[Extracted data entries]
^^^^^^^^^^^^^^^^
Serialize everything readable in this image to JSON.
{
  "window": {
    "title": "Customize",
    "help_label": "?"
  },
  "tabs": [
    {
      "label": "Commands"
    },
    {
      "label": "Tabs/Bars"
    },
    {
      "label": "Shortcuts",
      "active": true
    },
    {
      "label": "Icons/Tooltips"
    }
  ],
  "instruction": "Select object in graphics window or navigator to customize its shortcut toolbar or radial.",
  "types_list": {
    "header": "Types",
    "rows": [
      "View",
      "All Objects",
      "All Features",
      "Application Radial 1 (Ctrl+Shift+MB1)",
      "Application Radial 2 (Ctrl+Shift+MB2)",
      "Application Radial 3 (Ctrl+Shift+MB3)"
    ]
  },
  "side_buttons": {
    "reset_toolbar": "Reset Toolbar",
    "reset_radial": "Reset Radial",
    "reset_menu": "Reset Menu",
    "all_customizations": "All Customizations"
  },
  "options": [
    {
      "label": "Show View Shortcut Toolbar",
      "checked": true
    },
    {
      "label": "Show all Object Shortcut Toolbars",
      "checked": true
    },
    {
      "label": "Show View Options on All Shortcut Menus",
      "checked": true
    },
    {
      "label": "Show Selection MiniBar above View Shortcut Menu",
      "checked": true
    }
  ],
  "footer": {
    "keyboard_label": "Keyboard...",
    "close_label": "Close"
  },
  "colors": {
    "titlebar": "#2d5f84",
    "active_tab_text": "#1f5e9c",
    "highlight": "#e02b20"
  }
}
^^^^^^^^^^^^^^^^
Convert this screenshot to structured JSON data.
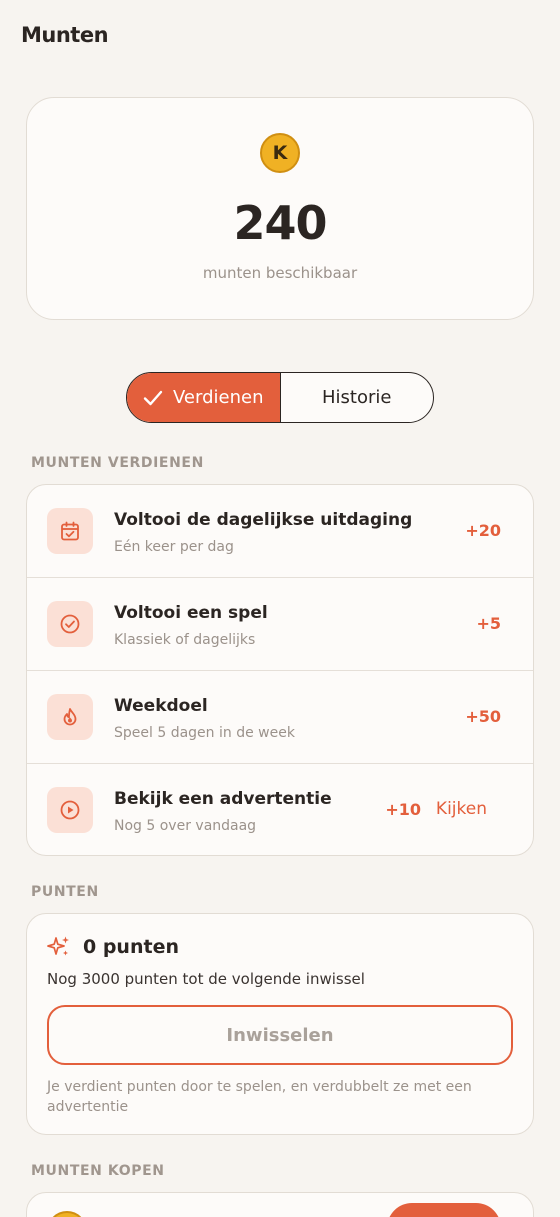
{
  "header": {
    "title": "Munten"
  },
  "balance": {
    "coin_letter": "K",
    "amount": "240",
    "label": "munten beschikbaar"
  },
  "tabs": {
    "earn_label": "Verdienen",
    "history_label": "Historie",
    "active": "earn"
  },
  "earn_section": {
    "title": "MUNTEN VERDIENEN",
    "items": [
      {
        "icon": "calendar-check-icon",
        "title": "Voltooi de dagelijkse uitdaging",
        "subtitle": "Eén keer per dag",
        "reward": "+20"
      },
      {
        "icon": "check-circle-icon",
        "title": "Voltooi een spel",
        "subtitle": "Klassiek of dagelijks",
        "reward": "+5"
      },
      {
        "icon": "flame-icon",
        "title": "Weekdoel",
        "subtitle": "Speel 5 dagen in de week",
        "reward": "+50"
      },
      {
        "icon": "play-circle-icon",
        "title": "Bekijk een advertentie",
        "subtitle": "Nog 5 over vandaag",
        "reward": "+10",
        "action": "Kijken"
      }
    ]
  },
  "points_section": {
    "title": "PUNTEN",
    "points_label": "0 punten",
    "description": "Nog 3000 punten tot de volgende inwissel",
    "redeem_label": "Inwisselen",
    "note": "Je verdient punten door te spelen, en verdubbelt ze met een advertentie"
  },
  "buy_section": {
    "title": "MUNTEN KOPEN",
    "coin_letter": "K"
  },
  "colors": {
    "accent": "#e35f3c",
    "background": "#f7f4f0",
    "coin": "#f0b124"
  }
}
^^^^^^^^^^^^^^^^
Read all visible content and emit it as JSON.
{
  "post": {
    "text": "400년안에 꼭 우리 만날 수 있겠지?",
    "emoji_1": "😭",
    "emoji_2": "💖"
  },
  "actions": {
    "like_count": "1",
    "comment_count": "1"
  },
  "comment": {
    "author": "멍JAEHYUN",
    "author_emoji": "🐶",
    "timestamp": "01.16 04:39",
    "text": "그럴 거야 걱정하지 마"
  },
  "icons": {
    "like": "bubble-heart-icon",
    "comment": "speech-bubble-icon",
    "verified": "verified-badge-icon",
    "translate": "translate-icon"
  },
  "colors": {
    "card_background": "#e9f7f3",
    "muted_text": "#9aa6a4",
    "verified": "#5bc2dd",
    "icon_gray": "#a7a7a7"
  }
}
^^^^^^^^^^^^^^^^
Short exercise —
Extract every line from the records above that contains the word "window".

Result below —
  "window": {
  "instruction": "Select object in graphics window or navigator to customize its shortcut toolbar or radial.",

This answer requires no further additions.